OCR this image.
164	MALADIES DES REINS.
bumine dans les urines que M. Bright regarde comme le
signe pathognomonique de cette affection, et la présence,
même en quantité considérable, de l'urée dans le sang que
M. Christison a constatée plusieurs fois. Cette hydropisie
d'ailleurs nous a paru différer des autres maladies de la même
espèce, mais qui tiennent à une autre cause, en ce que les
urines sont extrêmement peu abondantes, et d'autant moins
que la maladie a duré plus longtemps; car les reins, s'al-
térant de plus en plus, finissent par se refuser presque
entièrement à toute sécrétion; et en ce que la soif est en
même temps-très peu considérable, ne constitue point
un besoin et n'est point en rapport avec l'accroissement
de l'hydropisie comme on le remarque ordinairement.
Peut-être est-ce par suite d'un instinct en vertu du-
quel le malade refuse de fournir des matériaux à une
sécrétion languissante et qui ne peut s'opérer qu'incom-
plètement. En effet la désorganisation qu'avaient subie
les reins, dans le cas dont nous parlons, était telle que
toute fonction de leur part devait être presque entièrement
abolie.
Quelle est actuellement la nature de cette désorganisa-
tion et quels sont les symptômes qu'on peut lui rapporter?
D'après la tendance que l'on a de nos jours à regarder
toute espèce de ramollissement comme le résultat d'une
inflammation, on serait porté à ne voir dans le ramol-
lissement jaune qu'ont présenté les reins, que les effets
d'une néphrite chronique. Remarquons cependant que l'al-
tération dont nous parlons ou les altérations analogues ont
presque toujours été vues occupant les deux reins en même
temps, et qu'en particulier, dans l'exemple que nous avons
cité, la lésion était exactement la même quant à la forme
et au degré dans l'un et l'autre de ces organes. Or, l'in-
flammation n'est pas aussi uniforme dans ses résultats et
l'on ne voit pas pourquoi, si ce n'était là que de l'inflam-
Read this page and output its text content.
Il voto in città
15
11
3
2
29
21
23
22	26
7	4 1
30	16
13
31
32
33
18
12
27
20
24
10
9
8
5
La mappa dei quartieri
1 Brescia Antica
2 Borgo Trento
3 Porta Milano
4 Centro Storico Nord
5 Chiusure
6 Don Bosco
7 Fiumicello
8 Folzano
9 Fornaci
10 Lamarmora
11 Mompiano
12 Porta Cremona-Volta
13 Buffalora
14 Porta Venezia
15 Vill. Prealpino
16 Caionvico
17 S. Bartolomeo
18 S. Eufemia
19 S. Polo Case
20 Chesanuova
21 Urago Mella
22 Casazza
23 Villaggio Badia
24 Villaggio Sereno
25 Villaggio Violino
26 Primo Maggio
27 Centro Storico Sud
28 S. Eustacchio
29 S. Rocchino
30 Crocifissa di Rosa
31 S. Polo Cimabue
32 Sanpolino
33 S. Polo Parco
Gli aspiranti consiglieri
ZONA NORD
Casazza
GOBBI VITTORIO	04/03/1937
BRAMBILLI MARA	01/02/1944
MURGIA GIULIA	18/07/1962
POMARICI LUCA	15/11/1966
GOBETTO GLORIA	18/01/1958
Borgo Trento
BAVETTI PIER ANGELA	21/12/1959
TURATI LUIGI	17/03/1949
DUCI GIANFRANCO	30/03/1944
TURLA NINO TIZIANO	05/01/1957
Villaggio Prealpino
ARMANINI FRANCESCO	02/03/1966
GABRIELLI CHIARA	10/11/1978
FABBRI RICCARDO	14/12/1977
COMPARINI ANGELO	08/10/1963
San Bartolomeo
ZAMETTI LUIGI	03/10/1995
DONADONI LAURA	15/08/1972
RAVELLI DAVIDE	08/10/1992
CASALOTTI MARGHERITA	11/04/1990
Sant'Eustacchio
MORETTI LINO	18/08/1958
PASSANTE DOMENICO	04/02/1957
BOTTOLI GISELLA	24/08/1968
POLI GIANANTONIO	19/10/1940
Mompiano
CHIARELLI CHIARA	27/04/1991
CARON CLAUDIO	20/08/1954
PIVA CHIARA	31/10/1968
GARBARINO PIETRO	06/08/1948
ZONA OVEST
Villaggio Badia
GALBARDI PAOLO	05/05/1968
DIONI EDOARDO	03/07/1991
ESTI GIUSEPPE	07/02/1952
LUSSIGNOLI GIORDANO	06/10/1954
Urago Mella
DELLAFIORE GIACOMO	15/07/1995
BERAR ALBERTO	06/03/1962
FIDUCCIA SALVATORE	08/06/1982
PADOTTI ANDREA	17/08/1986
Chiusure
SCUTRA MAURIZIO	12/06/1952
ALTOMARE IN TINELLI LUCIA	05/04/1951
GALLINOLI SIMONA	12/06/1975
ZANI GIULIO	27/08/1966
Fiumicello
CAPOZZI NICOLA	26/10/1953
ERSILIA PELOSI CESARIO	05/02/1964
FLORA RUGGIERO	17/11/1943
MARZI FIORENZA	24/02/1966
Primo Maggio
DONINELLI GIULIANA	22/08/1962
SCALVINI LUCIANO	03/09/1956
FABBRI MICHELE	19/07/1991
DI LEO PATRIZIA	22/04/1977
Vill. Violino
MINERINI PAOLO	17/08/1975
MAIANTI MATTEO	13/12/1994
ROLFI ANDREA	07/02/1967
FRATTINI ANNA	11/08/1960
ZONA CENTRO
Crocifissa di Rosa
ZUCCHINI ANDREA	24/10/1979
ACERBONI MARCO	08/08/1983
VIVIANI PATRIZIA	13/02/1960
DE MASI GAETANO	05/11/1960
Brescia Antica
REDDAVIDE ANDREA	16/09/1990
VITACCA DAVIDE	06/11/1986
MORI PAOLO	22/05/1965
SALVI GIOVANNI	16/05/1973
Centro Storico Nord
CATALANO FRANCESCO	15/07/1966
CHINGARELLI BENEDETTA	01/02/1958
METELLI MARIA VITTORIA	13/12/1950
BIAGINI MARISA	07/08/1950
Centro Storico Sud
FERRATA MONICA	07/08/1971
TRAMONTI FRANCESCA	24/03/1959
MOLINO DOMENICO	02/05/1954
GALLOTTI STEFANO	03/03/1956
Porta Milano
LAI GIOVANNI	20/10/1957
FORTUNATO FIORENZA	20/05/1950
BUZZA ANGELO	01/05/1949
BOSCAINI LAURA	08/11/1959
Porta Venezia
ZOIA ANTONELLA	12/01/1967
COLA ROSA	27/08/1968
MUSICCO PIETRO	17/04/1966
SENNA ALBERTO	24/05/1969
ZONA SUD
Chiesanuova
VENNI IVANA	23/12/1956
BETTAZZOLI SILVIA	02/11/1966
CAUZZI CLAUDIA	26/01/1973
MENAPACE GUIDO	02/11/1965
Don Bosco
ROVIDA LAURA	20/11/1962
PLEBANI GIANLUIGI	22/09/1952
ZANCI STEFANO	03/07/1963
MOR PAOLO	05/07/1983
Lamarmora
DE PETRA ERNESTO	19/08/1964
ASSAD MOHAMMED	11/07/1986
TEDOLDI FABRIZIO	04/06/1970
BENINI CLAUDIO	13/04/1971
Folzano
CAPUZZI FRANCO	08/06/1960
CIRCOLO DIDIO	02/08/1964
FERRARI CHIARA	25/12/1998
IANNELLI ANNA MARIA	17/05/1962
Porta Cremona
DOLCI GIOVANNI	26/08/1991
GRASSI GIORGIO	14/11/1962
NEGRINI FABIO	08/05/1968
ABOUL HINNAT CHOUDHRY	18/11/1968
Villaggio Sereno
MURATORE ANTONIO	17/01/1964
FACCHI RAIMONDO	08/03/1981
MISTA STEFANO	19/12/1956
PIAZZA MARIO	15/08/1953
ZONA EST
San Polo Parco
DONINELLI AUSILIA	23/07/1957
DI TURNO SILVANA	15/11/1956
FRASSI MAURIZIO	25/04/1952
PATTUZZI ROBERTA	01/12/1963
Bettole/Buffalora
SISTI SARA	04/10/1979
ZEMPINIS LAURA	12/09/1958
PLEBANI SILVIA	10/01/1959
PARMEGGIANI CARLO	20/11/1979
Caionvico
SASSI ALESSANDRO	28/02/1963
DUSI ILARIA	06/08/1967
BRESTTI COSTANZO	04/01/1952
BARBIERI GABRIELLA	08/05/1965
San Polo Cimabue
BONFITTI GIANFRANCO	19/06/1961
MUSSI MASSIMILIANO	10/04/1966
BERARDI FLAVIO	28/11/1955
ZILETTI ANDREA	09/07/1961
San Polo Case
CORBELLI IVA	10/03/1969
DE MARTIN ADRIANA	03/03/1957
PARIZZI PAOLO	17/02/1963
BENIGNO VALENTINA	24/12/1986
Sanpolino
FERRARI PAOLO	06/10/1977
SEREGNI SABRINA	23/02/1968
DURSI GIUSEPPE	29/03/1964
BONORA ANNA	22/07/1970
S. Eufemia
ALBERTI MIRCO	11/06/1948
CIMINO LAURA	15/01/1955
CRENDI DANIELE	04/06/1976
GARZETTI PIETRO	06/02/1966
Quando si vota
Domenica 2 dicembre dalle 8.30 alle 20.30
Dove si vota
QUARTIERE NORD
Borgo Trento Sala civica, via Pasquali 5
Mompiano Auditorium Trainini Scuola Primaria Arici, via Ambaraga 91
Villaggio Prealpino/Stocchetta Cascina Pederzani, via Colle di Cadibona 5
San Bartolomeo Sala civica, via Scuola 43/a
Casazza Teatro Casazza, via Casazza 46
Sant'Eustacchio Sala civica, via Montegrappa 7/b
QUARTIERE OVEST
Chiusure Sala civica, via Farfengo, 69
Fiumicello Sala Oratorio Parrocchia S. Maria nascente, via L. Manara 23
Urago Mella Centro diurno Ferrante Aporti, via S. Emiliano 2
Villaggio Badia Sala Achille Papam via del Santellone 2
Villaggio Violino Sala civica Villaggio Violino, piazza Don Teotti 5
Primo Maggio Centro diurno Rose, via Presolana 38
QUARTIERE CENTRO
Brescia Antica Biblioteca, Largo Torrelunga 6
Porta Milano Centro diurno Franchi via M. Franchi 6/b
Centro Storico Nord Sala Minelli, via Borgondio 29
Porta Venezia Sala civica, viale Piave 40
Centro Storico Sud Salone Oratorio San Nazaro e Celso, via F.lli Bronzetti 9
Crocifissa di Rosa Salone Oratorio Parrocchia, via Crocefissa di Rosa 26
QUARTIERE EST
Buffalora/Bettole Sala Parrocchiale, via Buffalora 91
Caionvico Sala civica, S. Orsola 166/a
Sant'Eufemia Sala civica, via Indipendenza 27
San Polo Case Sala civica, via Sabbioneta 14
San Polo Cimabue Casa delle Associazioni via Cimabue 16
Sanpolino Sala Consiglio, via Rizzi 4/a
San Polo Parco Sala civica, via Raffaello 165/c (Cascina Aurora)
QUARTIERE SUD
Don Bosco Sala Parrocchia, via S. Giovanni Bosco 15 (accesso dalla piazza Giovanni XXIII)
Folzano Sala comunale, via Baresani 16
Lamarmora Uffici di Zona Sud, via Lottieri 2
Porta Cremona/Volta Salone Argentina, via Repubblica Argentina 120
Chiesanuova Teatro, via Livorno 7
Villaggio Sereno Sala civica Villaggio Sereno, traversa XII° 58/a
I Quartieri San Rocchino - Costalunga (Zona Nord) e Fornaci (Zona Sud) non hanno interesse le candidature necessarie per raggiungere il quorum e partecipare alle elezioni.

################

Locate each line with the word "FABBRI" and copy it.

- RESULT OF THIS TASK:
FABBRI RICCARDO	14/12/1977
FABBRI MICHELE	19/07/1991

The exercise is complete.